[start of LISTED RECORDS]

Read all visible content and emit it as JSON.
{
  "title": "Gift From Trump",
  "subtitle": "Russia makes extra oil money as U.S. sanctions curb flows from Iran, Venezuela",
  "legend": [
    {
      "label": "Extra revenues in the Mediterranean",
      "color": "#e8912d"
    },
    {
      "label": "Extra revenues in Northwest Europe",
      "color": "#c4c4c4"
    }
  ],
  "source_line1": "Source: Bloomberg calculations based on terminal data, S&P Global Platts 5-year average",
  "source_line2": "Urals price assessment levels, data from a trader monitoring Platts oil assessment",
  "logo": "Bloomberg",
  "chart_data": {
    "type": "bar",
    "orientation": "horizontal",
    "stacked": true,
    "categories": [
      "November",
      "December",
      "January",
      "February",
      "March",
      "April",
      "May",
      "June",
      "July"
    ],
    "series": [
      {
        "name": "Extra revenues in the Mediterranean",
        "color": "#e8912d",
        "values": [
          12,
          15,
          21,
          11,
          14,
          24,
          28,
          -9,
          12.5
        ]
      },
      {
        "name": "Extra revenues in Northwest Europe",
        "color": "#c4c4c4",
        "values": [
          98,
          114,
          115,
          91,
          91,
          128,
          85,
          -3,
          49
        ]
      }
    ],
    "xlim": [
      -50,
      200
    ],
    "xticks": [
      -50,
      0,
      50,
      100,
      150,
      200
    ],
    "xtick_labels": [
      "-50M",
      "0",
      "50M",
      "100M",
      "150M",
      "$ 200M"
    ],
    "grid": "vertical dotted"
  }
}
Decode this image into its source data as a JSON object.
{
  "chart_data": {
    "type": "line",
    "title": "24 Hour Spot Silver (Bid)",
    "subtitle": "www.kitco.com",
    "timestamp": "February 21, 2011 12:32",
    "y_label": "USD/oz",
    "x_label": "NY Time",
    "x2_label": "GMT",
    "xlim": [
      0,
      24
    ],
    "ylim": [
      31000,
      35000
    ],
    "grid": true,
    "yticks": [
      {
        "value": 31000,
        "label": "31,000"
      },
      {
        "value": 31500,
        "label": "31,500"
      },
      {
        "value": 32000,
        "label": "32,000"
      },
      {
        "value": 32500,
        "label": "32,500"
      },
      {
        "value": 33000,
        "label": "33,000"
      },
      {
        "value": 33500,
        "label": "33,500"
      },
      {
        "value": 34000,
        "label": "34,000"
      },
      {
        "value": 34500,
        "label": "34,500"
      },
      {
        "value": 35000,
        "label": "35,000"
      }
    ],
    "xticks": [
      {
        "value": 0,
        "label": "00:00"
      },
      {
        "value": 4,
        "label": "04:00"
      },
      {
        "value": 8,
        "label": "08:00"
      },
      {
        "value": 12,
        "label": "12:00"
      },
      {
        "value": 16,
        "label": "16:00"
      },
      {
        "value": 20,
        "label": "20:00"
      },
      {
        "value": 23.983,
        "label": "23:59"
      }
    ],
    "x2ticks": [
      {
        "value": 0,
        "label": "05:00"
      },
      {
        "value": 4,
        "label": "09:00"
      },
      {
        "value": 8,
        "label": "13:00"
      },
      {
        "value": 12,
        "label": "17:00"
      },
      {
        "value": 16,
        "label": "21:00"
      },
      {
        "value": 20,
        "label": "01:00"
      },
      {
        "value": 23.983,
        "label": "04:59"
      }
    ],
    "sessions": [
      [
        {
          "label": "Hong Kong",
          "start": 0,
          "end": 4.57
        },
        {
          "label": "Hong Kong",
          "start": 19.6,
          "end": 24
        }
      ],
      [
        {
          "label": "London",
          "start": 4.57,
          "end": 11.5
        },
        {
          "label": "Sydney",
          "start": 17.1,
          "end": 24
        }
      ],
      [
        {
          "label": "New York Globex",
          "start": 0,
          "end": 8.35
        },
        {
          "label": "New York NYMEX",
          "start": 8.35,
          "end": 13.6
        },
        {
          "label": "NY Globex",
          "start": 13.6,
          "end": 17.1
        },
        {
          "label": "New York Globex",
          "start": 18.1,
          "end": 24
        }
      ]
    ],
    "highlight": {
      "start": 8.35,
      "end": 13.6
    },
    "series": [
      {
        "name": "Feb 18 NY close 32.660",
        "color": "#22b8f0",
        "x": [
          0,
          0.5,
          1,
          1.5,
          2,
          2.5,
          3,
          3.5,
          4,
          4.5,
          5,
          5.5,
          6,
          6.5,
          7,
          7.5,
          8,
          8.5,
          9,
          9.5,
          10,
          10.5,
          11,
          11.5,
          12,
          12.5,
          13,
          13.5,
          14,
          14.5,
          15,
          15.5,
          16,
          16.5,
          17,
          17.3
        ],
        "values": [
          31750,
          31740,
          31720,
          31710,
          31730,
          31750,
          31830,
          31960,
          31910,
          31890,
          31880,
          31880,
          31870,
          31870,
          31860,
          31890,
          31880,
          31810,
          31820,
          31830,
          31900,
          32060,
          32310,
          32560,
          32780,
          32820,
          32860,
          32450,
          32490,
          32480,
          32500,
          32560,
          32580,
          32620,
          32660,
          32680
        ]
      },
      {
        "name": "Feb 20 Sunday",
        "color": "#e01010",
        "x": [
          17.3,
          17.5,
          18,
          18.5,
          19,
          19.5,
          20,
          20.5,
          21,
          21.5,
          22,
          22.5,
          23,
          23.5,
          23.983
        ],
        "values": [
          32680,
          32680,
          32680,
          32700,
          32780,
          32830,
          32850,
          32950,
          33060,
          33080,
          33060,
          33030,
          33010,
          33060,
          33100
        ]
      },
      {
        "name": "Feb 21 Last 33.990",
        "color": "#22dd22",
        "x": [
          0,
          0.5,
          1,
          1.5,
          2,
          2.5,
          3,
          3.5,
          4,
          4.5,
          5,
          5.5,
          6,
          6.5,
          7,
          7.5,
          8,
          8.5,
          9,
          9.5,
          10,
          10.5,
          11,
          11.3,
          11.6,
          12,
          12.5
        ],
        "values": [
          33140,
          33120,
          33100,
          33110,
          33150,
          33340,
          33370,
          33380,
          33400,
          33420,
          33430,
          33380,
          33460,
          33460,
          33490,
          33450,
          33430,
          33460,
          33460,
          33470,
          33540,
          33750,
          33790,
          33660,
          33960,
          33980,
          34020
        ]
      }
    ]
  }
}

[end of LISTED RECORDS]

- [AIM]:
Reproduce the entries above in full, verbatim.

- [TASK ANSWER]:
Read all visible content and emit it as JSON.
{
  "title": "Gift From Trump",
  "subtitle": "Russia makes extra oil money as U.S. sanctions curb flows from Iran, Venezuela",
  "legend": [
    {
      "label": "Extra revenues in the Mediterranean",
      "color": "#e8912d"
    },
    {
      "label": "Extra revenues in Northwest Europe",
      "color": "#c4c4c4"
    }
  ],
  "source_line1": "Source: Bloomberg calculations based on terminal data, S&P Global Platts 5-year average",
  "source_line2": "Urals price assessment levels, data from a trader monitoring Platts oil assessment",
  "logo": "Bloomberg",
  "chart_data": {
    "type": "bar",
    "orientation": "horizontal",
    "stacked": true,
    "categories": [
      "November",
      "December",
      "January",
      "February",
      "March",
      "April",
      "May",
      "June",
      "July"
    ],
    "series": [
      {
        "name": "Extra revenues in the Mediterranean",
        "color": "#e8912d",
        "values": [
          12,
          15,
          21,
          11,
          14,
          24,
          28,
          -9,
          12.5
        ]
      },
      {
        "name": "Extra revenues in Northwest Europe",
        "color": "#c4c4c4",
        "values": [
          98,
          114,
          115,
          91,
          91,
          128,
          85,
          -3,
          49
        ]
      }
    ],
    "xlim": [
      -50,
      200
    ],
    "xticks": [
      -50,
      0,
      50,
      100,
      150,
      200
    ],
    "xtick_labels": [
      "-50M",
      "0",
      "50M",
      "100M",
      "150M",
      "$ 200M"
    ],
    "grid": "vertical dotted"
  }
}
Decode this image into its source data as a JSON object.
{
  "chart_data": {
    "type": "line",
    "title": "24 Hour Spot Silver (Bid)",
    "subtitle": "www.kitco.com",
    "timestamp": "February 21, 2011 12:32",
    "y_label": "USD/oz",
    "x_label": "NY Time",
    "x2_label": "GMT",
    "xlim": [
      0,
      24
    ],
    "ylim": [
      31000,
      35000
    ],
    "grid": true,
    "yticks": [
      {
        "value": 31000,
        "label": "31,000"
      },
      {
        "value": 31500,
        "label": "31,500"
      },
      {
        "value": 32000,
        "label": "32,000"
      },
      {
        "value": 32500,
        "label": "32,500"
      },
      {
        "value": 33000,
        "label": "33,000"
      },
      {
        "value": 33500,
        "label": "33,500"
      },
      {
        "value": 34000,
        "label": "34,000"
      },
      {
        "value": 34500,
        "label": "34,500"
      },
      {
        "value": 35000,
        "label": "35,000"
      }
    ],
    "xticks": [
      {
        "value": 0,
        "label": "00:00"
      },
      {
        "value": 4,
        "label": "04:00"
      },
      {
        "value": 8,
        "label": "08:00"
      },
      {
        "value": 12,
        "label": "12:00"
      },
      {
        "value": 16,
        "label": "16:00"
      },
      {
        "value": 20,
        "label": "20:00"
      },
      {
        "value": 23.983,
        "label": "23:59"
      }
    ],
    "x2ticks": [
      {
        "value": 0,
        "label": "05:00"
      },
      {
        "value": 4,
        "label": "09:00"
      },
      {
        "value": 8,
        "label": "13:00"
      },
      {
        "value": 12,
        "label": "17:00"
      },
      {
        "value": 16,
        "label": "21:00"
      },
      {
        "value": 20,
        "label": "01:00"
      },
      {
        "value": 23.983,
        "label": "04:59"
      }
    ],
    "sessions": [
      [
        {
          "label": "Hong Kong",
          "start": 0,
          "end": 4.57
        },
        {
          "label": "Hong Kong",
          "start": 19.6,
          "end": 24
        }
      ],
      [
        {
          "label": "London",
          "start": 4.57,
          "end": 11.5
        },
        {
          "label": "Sydney",
          "start": 17.1,
          "end": 24
        }
      ],
      [
        {
          "label": "New York Globex",
          "start": 0,
          "end": 8.35
        },
        {
          "label": "New York NYMEX",
          "start": 8.35,
          "end": 13.6
        },
        {
          "label": "NY Globex",
          "start": 13.6,
          "end": 17.1
        },
        {
          "label": "New York Globex",
          "start": 18.1,
          "end": 24
        }
      ]
    ],
    "highlight": {
      "start": 8.35,
      "end": 13.6
    },
    "series": [
      {
        "name": "Feb 18 NY close 32.660",
        "color": "#22b8f0",
        "x": [
          0,
          0.5,
          1,
          1.5,
          2,
          2.5,
          3,
          3.5,
          4,
          4.5,
          5,
          5.5,
          6,
          6.5,
          7,
          7.5,
          8,
          8.5,
          9,
          9.5,
          10,
          10.5,
          11,
          11.5,
          12,
          12.5,
          13,
          13.5,
          14,
          14.5,
          15,
          15.5,
          16,
          16.5,
          17,
          17.3
        ],
        "values": [
          31750,
          31740,
          31720,
          31710,
          31730,
          31750,
          31830,
          31960,
          31910,
          31890,
          31880,
          31880,
          31870,
          31870,
          31860,
          31890,
          31880,
          31810,
          31820,
          31830,
          31900,
          32060,
          32310,
          32560,
          32780,
          32820,
          32860,
          32450,
          32490,
          32480,
          32500,
          32560,
          32580,
          32620,
          32660,
          32680
        ]
      },
      {
        "name": "Feb 20 Sunday",
        "color": "#e01010",
        "x": [
          17.3,
          17.5,
          18,
          18.5,
          19,
          19.5,
          20,
          20.5,
          21,
          21.5,
          22,
          22.5,
          23,
          23.5,
          23.983
        ],
        "values": [
          32680,
          32680,
          32680,
          32700,
          32780,
          32830,
          32850,
          32950,
          33060,
          33080,
          33060,
          33030,
          33010,
          33060,
          33100
        ]
      },
      {
        "name": "Feb 21 Last 33.990",
        "color": "#22dd22",
        "x": [
          0,
          0.5,
          1,
          1.5,
          2,
          2.5,
          3,
          3.5,
          4,
          4.5,
          5,
          5.5,
          6,
          6.5,
          7,
          7.5,
          8,
          8.5,
          9,
          9.5,
          10,
          10.5,
          11,
          11.3,
          11.6,
          12,
          12.5
        ],
        "values": [
          33140,
          33120,
          33100,
          33110,
          33150,
          33340,
          33370,
          33380,
          33400,
          33420,
          33430,
          33380,
          33460,
          33460,
          33490,
          33450,
          33430,
          33460,
          33460,
          33470,
          33540,
          33750,
          33790,
          33660,
          33960,
          33980,
          34020
        ]
      }
    ]
  }
}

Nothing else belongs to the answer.